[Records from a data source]
....
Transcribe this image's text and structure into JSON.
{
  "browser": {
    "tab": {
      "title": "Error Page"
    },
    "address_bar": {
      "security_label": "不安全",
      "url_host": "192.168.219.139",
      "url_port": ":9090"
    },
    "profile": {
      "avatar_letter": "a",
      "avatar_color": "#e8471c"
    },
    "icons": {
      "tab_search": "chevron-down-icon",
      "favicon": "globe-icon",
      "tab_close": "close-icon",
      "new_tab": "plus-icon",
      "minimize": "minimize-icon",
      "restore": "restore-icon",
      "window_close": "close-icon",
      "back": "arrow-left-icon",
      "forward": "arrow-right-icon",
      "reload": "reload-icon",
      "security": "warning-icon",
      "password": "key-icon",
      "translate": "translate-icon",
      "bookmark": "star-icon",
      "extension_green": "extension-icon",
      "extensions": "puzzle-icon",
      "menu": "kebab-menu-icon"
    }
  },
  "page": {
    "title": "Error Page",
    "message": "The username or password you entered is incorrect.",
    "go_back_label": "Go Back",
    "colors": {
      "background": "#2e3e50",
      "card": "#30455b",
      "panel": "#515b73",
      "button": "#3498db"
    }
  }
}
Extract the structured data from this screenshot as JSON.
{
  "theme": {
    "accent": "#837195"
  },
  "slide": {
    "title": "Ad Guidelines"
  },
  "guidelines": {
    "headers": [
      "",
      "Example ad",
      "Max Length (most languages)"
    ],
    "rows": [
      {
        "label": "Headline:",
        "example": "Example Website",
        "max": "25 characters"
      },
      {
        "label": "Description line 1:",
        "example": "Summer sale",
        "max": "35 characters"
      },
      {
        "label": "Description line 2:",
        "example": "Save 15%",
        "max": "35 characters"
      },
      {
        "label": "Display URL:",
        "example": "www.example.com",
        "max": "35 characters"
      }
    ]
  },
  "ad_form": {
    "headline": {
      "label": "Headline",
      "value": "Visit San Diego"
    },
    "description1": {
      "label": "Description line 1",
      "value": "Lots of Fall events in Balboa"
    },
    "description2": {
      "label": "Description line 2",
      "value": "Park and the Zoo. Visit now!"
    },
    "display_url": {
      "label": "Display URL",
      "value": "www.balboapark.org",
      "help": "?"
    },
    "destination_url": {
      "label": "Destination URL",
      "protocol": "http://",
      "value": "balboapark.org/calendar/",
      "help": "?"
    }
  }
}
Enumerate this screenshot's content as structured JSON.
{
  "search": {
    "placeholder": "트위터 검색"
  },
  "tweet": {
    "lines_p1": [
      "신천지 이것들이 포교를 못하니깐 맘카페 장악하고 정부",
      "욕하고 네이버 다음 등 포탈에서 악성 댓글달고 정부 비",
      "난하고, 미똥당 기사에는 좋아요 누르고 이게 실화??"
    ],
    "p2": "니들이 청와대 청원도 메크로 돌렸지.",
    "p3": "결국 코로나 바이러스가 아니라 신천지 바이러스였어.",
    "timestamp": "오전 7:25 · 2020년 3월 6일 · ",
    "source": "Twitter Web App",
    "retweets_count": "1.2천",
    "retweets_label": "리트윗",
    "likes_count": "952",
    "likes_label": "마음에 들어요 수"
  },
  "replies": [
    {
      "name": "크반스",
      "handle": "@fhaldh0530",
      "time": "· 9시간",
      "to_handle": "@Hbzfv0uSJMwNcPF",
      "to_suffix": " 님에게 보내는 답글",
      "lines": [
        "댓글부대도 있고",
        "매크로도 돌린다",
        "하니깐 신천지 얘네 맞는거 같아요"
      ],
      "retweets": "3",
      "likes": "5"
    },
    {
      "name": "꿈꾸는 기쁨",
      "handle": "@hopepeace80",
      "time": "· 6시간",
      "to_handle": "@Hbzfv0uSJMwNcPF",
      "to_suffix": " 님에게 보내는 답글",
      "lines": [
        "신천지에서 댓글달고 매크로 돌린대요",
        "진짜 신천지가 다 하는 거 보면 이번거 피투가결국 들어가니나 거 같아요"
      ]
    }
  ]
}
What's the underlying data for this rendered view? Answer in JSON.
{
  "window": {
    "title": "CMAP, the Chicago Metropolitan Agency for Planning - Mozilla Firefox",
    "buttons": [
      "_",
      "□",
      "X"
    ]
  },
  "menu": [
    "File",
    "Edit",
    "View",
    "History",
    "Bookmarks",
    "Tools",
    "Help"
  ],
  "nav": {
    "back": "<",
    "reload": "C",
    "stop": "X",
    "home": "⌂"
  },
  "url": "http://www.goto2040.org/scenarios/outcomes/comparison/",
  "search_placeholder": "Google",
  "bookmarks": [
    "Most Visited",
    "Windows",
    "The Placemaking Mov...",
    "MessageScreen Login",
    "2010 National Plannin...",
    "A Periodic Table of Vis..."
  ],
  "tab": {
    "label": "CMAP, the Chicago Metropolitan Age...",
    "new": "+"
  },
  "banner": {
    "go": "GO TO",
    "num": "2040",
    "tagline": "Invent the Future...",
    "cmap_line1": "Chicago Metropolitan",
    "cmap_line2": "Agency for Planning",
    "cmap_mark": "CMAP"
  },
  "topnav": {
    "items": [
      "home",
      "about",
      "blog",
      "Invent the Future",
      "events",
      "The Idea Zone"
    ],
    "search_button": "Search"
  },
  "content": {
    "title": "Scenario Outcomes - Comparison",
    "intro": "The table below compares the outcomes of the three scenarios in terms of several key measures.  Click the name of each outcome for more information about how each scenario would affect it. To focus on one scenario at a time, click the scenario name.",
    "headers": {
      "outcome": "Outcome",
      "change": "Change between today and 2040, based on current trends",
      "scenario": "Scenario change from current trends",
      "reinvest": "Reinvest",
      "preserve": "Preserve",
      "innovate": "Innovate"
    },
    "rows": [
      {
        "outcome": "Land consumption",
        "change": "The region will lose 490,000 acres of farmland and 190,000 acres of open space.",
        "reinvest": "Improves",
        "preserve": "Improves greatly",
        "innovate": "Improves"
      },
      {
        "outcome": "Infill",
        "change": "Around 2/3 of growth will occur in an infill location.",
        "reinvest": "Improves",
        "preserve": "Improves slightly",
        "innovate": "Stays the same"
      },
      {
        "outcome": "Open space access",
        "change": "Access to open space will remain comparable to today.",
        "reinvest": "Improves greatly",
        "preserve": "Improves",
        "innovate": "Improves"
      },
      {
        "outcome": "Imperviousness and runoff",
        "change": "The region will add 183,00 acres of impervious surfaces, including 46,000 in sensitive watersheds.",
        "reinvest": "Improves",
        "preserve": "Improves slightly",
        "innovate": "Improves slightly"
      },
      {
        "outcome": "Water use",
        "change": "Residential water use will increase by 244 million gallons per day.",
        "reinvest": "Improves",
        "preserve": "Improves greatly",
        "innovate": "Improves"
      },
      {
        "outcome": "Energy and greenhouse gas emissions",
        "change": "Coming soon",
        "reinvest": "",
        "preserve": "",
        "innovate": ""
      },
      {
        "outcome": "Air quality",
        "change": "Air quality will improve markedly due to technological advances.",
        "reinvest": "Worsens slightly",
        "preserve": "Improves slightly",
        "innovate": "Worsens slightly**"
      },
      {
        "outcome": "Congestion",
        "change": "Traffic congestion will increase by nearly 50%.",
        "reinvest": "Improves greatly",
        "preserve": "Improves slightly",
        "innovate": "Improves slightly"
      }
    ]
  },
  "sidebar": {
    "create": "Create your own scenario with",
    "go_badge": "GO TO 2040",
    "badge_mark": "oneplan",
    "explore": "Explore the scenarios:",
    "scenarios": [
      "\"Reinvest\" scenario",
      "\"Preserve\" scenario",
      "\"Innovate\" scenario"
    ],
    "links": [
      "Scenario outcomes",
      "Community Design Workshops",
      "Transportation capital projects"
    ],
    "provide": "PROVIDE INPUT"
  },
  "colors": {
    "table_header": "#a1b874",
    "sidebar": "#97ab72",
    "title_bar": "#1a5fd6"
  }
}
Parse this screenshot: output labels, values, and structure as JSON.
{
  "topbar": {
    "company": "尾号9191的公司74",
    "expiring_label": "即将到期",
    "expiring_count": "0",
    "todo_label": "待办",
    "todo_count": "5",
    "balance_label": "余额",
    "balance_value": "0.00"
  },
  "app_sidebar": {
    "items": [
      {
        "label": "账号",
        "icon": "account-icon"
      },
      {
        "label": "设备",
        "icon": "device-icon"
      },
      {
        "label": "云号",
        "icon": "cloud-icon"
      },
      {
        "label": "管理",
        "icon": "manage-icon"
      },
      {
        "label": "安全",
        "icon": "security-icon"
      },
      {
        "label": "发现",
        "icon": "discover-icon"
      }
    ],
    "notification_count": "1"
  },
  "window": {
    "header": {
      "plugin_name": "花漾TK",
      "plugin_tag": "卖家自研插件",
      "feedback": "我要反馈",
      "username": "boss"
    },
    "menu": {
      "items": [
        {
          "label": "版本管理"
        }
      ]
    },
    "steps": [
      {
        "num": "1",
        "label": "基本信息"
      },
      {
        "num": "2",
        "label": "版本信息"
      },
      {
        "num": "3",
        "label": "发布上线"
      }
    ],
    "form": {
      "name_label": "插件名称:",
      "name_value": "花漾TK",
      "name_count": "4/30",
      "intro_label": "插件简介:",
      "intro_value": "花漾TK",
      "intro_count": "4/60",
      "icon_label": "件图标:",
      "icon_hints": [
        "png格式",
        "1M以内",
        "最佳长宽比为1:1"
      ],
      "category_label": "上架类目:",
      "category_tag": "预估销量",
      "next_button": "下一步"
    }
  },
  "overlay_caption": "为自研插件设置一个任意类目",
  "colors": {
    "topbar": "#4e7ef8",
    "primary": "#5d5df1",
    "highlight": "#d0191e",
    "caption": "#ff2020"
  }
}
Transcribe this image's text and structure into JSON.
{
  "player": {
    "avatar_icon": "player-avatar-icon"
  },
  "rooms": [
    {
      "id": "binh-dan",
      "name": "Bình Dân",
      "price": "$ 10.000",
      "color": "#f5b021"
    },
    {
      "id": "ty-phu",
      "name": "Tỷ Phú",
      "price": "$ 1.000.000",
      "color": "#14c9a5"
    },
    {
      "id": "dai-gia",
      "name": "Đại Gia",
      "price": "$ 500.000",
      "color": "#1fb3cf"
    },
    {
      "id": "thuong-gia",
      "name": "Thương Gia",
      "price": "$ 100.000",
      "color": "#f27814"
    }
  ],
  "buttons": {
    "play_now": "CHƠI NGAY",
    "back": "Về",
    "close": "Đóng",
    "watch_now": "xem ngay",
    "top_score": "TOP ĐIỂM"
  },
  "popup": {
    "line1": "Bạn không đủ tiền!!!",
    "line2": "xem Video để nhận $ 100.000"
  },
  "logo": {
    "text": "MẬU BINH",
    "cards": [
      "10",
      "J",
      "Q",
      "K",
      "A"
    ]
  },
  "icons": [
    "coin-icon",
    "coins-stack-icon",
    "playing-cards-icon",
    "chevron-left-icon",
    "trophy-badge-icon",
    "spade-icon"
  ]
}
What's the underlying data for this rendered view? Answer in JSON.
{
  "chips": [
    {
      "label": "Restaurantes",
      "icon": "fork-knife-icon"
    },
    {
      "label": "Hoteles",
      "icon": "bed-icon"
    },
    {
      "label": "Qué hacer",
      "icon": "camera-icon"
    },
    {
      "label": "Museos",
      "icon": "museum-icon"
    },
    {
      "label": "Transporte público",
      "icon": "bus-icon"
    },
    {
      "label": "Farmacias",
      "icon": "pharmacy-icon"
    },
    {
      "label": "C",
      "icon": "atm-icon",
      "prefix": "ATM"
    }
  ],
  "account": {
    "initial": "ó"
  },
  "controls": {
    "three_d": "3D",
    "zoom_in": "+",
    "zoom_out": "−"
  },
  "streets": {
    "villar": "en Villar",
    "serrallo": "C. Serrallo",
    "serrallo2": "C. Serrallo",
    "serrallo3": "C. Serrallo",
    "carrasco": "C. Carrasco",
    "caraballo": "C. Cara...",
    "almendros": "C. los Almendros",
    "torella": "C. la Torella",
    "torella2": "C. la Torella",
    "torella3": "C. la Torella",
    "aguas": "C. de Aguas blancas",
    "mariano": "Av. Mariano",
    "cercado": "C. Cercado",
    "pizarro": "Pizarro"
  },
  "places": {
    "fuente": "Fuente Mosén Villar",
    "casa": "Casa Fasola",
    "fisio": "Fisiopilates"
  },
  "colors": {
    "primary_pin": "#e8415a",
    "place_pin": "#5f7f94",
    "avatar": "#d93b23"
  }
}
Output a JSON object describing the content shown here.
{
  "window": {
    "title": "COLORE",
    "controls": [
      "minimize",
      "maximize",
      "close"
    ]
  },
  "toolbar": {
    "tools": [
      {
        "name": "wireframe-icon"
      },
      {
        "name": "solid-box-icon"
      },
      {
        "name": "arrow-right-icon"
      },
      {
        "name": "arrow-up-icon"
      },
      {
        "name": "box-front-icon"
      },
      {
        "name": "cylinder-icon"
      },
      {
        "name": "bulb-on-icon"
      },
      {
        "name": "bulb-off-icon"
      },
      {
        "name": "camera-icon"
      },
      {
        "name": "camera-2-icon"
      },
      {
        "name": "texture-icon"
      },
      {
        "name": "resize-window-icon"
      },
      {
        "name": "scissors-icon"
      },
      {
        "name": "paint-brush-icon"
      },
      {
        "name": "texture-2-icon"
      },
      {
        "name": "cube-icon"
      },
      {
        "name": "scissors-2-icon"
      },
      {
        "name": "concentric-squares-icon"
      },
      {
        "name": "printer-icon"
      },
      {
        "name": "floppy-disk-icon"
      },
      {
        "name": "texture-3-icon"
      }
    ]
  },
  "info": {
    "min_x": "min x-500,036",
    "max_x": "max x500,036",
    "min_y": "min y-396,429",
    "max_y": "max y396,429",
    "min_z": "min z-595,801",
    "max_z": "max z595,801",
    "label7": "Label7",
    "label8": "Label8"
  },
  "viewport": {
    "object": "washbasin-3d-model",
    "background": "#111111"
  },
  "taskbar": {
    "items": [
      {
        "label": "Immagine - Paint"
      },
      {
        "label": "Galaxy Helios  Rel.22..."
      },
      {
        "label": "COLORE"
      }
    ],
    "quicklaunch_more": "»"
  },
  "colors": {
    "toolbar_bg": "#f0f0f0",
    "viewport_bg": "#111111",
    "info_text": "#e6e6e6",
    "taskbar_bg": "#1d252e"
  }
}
....
--- EXERCISE INSTRUCTIONS ---
In the records above, find each line holding "Serrallo" and copy it.

--- RESULT OF THE EXERCISE ---
    "serrallo": "C. Serrallo",
    "serrallo2": "C. Serrallo",
    "serrallo3": "C. Serrallo",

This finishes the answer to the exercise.